Return the listing below verbatim. Pictures do not belong in the copy.

>> start MATERIAL

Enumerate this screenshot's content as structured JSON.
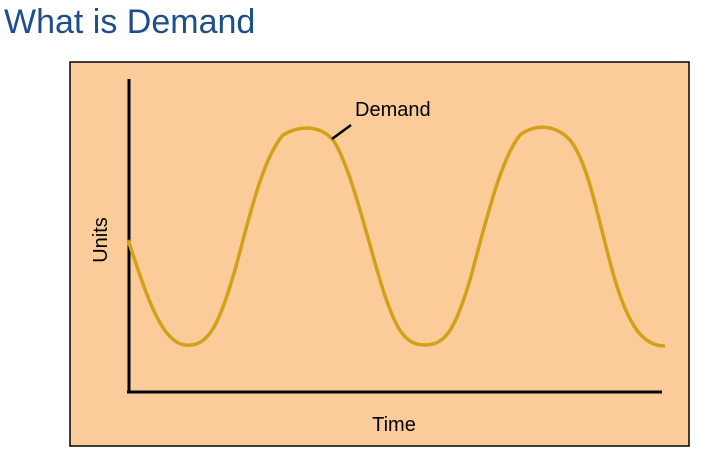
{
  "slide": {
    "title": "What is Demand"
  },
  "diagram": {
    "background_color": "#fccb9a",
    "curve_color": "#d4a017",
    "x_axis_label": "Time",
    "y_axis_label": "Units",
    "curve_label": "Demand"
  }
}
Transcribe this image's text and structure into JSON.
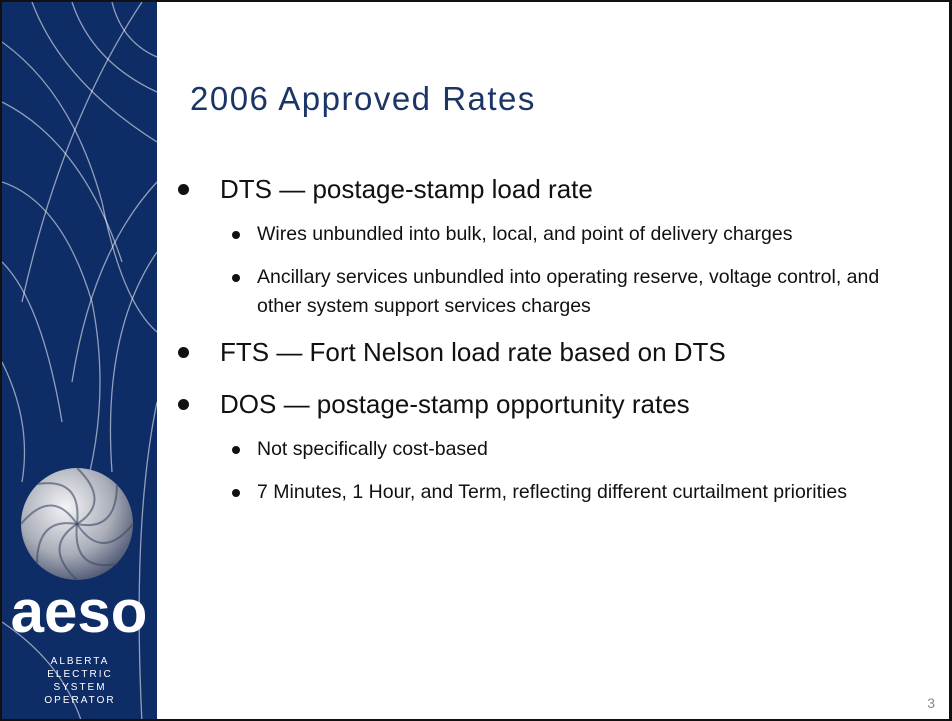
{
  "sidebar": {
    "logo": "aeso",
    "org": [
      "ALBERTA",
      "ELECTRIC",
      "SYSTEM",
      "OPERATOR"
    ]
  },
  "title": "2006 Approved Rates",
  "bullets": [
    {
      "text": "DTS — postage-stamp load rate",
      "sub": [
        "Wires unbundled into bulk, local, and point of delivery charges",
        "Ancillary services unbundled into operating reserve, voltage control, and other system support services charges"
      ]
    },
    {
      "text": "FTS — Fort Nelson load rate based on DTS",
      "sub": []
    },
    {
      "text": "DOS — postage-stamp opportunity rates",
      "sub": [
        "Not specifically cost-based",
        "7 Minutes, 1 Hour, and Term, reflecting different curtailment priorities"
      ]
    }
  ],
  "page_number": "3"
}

>> end MATERIAL

TASK RESPONSE ▸
Enumerate this screenshot's content as structured JSON.
{
  "slide": {
    "title": "What is Demand"
  },
  "diagram": {
    "background_color": "#fccb9a",
    "curve_color": "#d4a017",
    "x_axis_label": "Time",
    "y_axis_label": "Units",
    "curve_label": "Demand"
  }
}
Transcribe this image's text and structure into JSON.
{
  "sidebar": {
    "logo": "aeso",
    "org": [
      "ALBERTA",
      "ELECTRIC",
      "SYSTEM",
      "OPERATOR"
    ]
  },
  "title": "2006 Approved Rates",
  "bullets": [
    {
      "text": "DTS — postage-stamp load rate",
      "sub": [
        "Wires unbundled into bulk, local, and point of delivery charges",
        "Ancillary services unbundled into operating reserve, voltage control, and other system support services charges"
      ]
    },
    {
      "text": "FTS — Fort Nelson load rate based on DTS",
      "sub": []
    },
    {
      "text": "DOS — postage-stamp opportunity rates",
      "sub": [
        "Not specifically cost-based",
        "7 Minutes, 1 Hour, and Term, reflecting different curtailment priorities"
      ]
    }
  ],
  "page_number": "3"
}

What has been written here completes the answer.